:: STATED TASK ::
Reproduce the records below exactly as given.

═══

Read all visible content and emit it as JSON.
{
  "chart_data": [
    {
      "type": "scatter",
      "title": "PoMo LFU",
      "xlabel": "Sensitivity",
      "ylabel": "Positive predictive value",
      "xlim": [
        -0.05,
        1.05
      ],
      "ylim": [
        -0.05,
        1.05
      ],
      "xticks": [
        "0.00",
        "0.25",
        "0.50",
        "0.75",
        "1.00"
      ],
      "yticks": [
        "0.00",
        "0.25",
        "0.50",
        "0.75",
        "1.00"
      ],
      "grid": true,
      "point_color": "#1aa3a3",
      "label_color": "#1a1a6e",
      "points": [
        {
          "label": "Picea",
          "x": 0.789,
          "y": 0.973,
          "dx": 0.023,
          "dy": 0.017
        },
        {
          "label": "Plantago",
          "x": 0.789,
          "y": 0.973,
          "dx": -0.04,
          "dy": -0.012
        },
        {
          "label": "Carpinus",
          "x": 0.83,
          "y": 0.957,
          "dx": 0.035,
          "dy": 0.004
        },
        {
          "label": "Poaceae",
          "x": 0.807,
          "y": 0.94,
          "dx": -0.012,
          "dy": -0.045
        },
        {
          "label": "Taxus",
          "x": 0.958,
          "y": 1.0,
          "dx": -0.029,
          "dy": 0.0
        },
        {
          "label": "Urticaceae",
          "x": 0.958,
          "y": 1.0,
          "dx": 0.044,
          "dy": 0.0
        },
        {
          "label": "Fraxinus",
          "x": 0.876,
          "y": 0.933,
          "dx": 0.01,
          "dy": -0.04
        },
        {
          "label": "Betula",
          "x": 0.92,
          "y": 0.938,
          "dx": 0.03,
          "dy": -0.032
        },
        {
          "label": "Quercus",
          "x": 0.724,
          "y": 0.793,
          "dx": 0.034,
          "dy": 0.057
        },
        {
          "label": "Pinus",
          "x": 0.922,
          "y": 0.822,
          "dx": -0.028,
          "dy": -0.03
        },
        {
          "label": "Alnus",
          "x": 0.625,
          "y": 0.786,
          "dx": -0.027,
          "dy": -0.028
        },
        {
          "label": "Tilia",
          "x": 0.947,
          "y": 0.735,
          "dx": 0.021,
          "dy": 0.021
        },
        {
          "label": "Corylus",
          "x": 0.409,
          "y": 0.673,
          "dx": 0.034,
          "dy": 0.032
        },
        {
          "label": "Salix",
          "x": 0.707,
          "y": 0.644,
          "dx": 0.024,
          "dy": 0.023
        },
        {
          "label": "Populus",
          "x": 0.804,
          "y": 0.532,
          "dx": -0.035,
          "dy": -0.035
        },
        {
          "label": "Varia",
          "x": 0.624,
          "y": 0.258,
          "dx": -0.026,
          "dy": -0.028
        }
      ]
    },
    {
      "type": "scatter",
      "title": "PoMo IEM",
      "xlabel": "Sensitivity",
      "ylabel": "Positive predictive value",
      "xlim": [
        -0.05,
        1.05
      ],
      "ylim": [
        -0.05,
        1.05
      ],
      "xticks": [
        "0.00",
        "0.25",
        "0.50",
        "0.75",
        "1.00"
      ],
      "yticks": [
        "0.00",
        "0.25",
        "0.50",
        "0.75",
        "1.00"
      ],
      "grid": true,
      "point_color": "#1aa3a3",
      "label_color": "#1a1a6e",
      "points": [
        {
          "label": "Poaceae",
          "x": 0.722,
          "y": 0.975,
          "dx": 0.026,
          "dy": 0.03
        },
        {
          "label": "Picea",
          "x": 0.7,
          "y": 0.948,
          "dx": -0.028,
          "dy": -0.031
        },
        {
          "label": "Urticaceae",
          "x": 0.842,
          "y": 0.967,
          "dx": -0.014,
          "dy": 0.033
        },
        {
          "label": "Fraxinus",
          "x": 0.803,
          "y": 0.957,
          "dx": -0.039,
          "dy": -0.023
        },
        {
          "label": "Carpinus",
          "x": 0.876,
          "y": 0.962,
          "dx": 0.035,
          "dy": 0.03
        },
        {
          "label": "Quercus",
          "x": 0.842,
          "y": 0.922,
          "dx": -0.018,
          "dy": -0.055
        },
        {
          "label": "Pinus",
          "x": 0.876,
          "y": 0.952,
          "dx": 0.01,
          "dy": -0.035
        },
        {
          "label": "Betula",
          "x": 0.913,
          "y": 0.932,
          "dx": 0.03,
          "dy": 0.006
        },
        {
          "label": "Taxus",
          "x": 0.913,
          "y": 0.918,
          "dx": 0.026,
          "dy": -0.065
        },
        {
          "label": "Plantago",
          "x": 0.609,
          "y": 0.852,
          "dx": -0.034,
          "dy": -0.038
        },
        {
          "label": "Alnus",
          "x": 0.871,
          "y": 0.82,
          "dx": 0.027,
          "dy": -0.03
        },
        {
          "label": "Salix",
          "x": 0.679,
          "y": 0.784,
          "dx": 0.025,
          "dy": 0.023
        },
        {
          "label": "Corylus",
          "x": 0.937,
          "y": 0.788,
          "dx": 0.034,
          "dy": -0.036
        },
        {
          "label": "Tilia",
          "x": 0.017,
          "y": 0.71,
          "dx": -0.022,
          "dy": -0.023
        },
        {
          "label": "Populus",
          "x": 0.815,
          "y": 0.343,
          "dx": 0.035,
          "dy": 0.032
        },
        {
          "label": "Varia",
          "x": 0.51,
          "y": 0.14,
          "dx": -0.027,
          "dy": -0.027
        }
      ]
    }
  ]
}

═══

:: FINISHED EXERCISE ::
Read all visible content and emit it as JSON.
{
  "chart_data": [
    {
      "type": "scatter",
      "title": "PoMo LFU",
      "xlabel": "Sensitivity",
      "ylabel": "Positive predictive value",
      "xlim": [
        -0.05,
        1.05
      ],
      "ylim": [
        -0.05,
        1.05
      ],
      "xticks": [
        "0.00",
        "0.25",
        "0.50",
        "0.75",
        "1.00"
      ],
      "yticks": [
        "0.00",
        "0.25",
        "0.50",
        "0.75",
        "1.00"
      ],
      "grid": true,
      "point_color": "#1aa3a3",
      "label_color": "#1a1a6e",
      "points": [
        {
          "label": "Picea",
          "x": 0.789,
          "y": 0.973,
          "dx": 0.023,
          "dy": 0.017
        },
        {
          "label": "Plantago",
          "x": 0.789,
          "y": 0.973,
          "dx": -0.04,
          "dy": -0.012
        },
        {
          "label": "Carpinus",
          "x": 0.83,
          "y": 0.957,
          "dx": 0.035,
          "dy": 0.004
        },
        {
          "label": "Poaceae",
          "x": 0.807,
          "y": 0.94,
          "dx": -0.012,
          "dy": -0.045
        },
        {
          "label": "Taxus",
          "x": 0.958,
          "y": 1.0,
          "dx": -0.029,
          "dy": 0.0
        },
        {
          "label": "Urticaceae",
          "x": 0.958,
          "y": 1.0,
          "dx": 0.044,
          "dy": 0.0
        },
        {
          "label": "Fraxinus",
          "x": 0.876,
          "y": 0.933,
          "dx": 0.01,
          "dy": -0.04
        },
        {
          "label": "Betula",
          "x": 0.92,
          "y": 0.938,
          "dx": 0.03,
          "dy": -0.032
        },
        {
          "label": "Quercus",
          "x": 0.724,
          "y": 0.793,
          "dx": 0.034,
          "dy": 0.057
        },
        {
          "label": "Pinus",
          "x": 0.922,
          "y": 0.822,
          "dx": -0.028,
          "dy": -0.03
        },
        {
          "label": "Alnus",
          "x": 0.625,
          "y": 0.786,
          "dx": -0.027,
          "dy": -0.028
        },
        {
          "label": "Tilia",
          "x": 0.947,
          "y": 0.735,
          "dx": 0.021,
          "dy": 0.021
        },
        {
          "label": "Corylus",
          "x": 0.409,
          "y": 0.673,
          "dx": 0.034,
          "dy": 0.032
        },
        {
          "label": "Salix",
          "x": 0.707,
          "y": 0.644,
          "dx": 0.024,
          "dy": 0.023
        },
        {
          "label": "Populus",
          "x": 0.804,
          "y": 0.532,
          "dx": -0.035,
          "dy": -0.035
        },
        {
          "label": "Varia",
          "x": 0.624,
          "y": 0.258,
          "dx": -0.026,
          "dy": -0.028
        }
      ]
    },
    {
      "type": "scatter",
      "title": "PoMo IEM",
      "xlabel": "Sensitivity",
      "ylabel": "Positive predictive value",
      "xlim": [
        -0.05,
        1.05
      ],
      "ylim": [
        -0.05,
        1.05
      ],
      "xticks": [
        "0.00",
        "0.25",
        "0.50",
        "0.75",
        "1.00"
      ],
      "yticks": [
        "0.00",
        "0.25",
        "0.50",
        "0.75",
        "1.00"
      ],
      "grid": true,
      "point_color": "#1aa3a3",
      "label_color": "#1a1a6e",
      "points": [
        {
          "label": "Poaceae",
          "x": 0.722,
          "y": 0.975,
          "dx": 0.026,
          "dy": 0.03
        },
        {
          "label": "Picea",
          "x": 0.7,
          "y": 0.948,
          "dx": -0.028,
          "dy": -0.031
        },
        {
          "label": "Urticaceae",
          "x": 0.842,
          "y": 0.967,
          "dx": -0.014,
          "dy": 0.033
        },
        {
          "label": "Fraxinus",
          "x": 0.803,
          "y": 0.957,
          "dx": -0.039,
          "dy": -0.023
        },
        {
          "label": "Carpinus",
          "x": 0.876,
          "y": 0.962,
          "dx": 0.035,
          "dy": 0.03
        },
        {
          "label": "Quercus",
          "x": 0.842,
          "y": 0.922,
          "dx": -0.018,
          "dy": -0.055
        },
        {
          "label": "Pinus",
          "x": 0.876,
          "y": 0.952,
          "dx": 0.01,
          "dy": -0.035
        },
        {
          "label": "Betula",
          "x": 0.913,
          "y": 0.932,
          "dx": 0.03,
          "dy": 0.006
        },
        {
          "label": "Taxus",
          "x": 0.913,
          "y": 0.918,
          "dx": 0.026,
          "dy": -0.065
        },
        {
          "label": "Plantago",
          "x": 0.609,
          "y": 0.852,
          "dx": -0.034,
          "dy": -0.038
        },
        {
          "label": "Alnus",
          "x": 0.871,
          "y": 0.82,
          "dx": 0.027,
          "dy": -0.03
        },
        {
          "label": "Salix",
          "x": 0.679,
          "y": 0.784,
          "dx": 0.025,
          "dy": 0.023
        },
        {
          "label": "Corylus",
          "x": 0.937,
          "y": 0.788,
          "dx": 0.034,
          "dy": -0.036
        },
        {
          "label": "Tilia",
          "x": 0.017,
          "y": 0.71,
          "dx": -0.022,
          "dy": -0.023
        },
        {
          "label": "Populus",
          "x": 0.815,
          "y": 0.343,
          "dx": 0.035,
          "dy": 0.032
        },
        {
          "label": "Varia",
          "x": 0.51,
          "y": 0.14,
          "dx": -0.027,
          "dy": -0.027
        }
      ]
    }
  ]
}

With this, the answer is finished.